(Layout annotation data)

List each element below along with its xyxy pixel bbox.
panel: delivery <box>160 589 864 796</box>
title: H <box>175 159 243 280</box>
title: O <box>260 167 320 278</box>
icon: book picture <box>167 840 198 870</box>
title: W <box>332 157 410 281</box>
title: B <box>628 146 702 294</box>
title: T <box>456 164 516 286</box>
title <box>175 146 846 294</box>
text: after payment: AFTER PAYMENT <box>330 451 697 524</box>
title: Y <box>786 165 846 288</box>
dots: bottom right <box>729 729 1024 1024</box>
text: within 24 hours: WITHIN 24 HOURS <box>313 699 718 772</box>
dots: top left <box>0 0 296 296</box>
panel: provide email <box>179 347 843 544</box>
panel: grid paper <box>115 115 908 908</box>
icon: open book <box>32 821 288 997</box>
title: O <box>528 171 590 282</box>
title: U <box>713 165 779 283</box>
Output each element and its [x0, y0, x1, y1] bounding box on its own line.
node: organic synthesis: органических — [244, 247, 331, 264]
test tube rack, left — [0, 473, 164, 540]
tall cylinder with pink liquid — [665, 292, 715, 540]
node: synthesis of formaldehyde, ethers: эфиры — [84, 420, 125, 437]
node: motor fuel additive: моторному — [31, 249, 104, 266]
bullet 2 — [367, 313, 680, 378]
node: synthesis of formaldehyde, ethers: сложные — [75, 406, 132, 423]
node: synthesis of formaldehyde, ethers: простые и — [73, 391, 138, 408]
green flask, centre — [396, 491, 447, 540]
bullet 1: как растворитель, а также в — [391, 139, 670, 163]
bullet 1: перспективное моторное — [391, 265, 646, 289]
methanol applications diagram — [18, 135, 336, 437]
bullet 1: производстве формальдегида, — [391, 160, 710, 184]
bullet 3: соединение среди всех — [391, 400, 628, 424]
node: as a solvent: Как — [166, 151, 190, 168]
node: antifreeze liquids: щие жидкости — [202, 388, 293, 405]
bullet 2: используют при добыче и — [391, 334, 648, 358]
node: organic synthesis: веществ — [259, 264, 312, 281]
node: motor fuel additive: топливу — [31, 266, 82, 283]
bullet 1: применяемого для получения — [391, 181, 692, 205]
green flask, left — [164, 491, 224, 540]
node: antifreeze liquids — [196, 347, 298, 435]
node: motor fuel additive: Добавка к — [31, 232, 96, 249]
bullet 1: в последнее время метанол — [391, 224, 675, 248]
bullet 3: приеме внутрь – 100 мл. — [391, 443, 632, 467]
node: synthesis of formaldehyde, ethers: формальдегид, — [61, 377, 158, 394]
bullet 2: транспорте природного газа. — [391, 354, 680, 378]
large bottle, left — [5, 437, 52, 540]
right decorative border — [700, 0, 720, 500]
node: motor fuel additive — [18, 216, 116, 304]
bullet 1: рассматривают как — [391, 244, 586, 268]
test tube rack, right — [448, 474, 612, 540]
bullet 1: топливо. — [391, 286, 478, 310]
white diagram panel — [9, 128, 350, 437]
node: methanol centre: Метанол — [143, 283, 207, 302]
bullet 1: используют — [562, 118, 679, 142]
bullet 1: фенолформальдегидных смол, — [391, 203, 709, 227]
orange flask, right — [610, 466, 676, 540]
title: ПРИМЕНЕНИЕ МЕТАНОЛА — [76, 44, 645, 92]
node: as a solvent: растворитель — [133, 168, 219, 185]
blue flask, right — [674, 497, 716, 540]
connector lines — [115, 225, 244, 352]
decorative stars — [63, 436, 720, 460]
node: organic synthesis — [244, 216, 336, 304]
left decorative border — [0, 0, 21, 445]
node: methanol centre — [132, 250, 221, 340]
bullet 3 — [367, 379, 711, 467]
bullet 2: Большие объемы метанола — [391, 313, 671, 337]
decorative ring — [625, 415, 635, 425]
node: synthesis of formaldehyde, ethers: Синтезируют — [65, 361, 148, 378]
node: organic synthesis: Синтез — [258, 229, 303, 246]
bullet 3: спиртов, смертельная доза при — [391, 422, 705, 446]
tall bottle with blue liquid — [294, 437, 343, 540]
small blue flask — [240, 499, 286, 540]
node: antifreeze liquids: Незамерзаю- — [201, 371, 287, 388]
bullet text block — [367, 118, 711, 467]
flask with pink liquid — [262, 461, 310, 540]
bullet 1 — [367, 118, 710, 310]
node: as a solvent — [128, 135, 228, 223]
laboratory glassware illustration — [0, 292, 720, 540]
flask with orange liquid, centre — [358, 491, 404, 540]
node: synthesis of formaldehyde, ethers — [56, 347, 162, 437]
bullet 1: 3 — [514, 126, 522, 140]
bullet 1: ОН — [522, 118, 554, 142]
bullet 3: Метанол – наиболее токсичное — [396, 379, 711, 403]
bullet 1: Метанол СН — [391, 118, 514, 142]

» Exercise
Pull every line out of the items above and write each one down again unchanged, in the same order.

» Answer to this exercise
List each element below along with its xyxy pixel bbox.
panel: delivery <box>160 589 864 796</box>
title: H <box>175 159 243 280</box>
title: O <box>260 167 320 278</box>
icon: book picture <box>167 840 198 870</box>
title: W <box>332 157 410 281</box>
title: B <box>628 146 702 294</box>
title: T <box>456 164 516 286</box>
title <box>175 146 846 294</box>
text: after payment: AFTER PAYMENT <box>330 451 697 524</box>
title: Y <box>786 165 846 288</box>
dots: bottom right <box>729 729 1024 1024</box>
text: within 24 hours: WITHIN 24 HOURS <box>313 699 718 772</box>
dots: top left <box>0 0 296 296</box>
panel: provide email <box>179 347 843 544</box>
panel: grid paper <box>115 115 908 908</box>
icon: open book <box>32 821 288 997</box>
title: O <box>528 171 590 282</box>
title: U <box>713 165 779 283</box>
Output each element and its [x0, y0, x1, y1] bounding box on its own line.
node: organic synthesis: органических — [244, 247, 331, 264]
test tube rack, left — [0, 473, 164, 540]
tall cylinder with pink liquid — [665, 292, 715, 540]
node: synthesis of formaldehyde, ethers: эфиры — [84, 420, 125, 437]
node: motor fuel additive: моторному — [31, 249, 104, 266]
bullet 2 — [367, 313, 680, 378]
node: synthesis of formaldehyde, ethers: сложные — [75, 406, 132, 423]
node: synthesis of formaldehyde, ethers: простые и — [73, 391, 138, 408]
green flask, centre — [396, 491, 447, 540]
bullet 1: как растворитель, а также в — [391, 139, 670, 163]
bullet 1: перспективное моторное — [391, 265, 646, 289]
methanol applications diagram — [18, 135, 336, 437]
bullet 1: производстве формальдегида, — [391, 160, 710, 184]
bullet 3: соединение среди всех — [391, 400, 628, 424]
node: as a solvent: Как — [166, 151, 190, 168]
node: antifreeze liquids: щие жидкости — [202, 388, 293, 405]
bullet 2: используют при добыче и — [391, 334, 648, 358]
node: organic synthesis: веществ — [259, 264, 312, 281]
node: motor fuel additive: топливу — [31, 266, 82, 283]
bullet 1: применяемого для получения — [391, 181, 692, 205]
green flask, left — [164, 491, 224, 540]
node: antifreeze liquids — [196, 347, 298, 435]
node: motor fuel additive: Добавка к — [31, 232, 96, 249]
bullet 1: в последнее время метанол — [391, 224, 675, 248]
bullet 3: приеме внутрь – 100 мл. — [391, 443, 632, 467]
node: synthesis of formaldehyde, ethers: формальдегид, — [61, 377, 158, 394]
bullet 2: транспорте природного газа. — [391, 354, 680, 378]
large bottle, left — [5, 437, 52, 540]
right decorative border — [700, 0, 720, 500]
node: motor fuel additive — [18, 216, 116, 304]
bullet 1: рассматривают как — [391, 244, 586, 268]
test tube rack, right — [448, 474, 612, 540]
bullet 1: топливо. — [391, 286, 478, 310]
white diagram panel — [9, 128, 350, 437]
node: methanol centre: Метанол — [143, 283, 207, 302]
bullet 1: используют — [562, 118, 679, 142]
bullet 1: фенолформальдегидных смол, — [391, 203, 709, 227]
orange flask, right — [610, 466, 676, 540]
title: ПРИМЕНЕНИЕ МЕТАНОЛА — [76, 44, 645, 92]
node: as a solvent: растворитель — [133, 168, 219, 185]
blue flask, right — [674, 497, 716, 540]
connector lines — [115, 225, 244, 352]
decorative stars — [63, 436, 720, 460]
node: organic synthesis — [244, 216, 336, 304]
left decorative border — [0, 0, 21, 445]
node: methanol centre — [132, 250, 221, 340]
bullet 3 — [367, 379, 711, 467]
bullet 2: Большие объемы метанола — [391, 313, 671, 337]
decorative ring — [625, 415, 635, 425]
node: synthesis of formaldehyde, ethers: Синтезируют — [65, 361, 148, 378]
node: organic synthesis: Синтез — [258, 229, 303, 246]
bullet 3: спиртов, смертельная доза при — [391, 422, 705, 446]
tall bottle with blue liquid — [294, 437, 343, 540]
small blue flask — [240, 499, 286, 540]
node: antifreeze liquids: Незамерзаю- — [201, 371, 287, 388]
bullet text block — [367, 118, 711, 467]
flask with pink liquid — [262, 461, 310, 540]
bullet 1 — [367, 118, 710, 310]
node: as a solvent — [128, 135, 228, 223]
laboratory glassware illustration — [0, 292, 720, 540]
flask with orange liquid, centre — [358, 491, 404, 540]
node: synthesis of formaldehyde, ethers — [56, 347, 162, 437]
bullet 1: 3 — [514, 126, 522, 140]
bullet 1: ОН — [522, 118, 554, 142]
bullet 3: Метанол – наиболее токсичное — [396, 379, 711, 403]
bullet 1: Метанол СН — [391, 118, 514, 142]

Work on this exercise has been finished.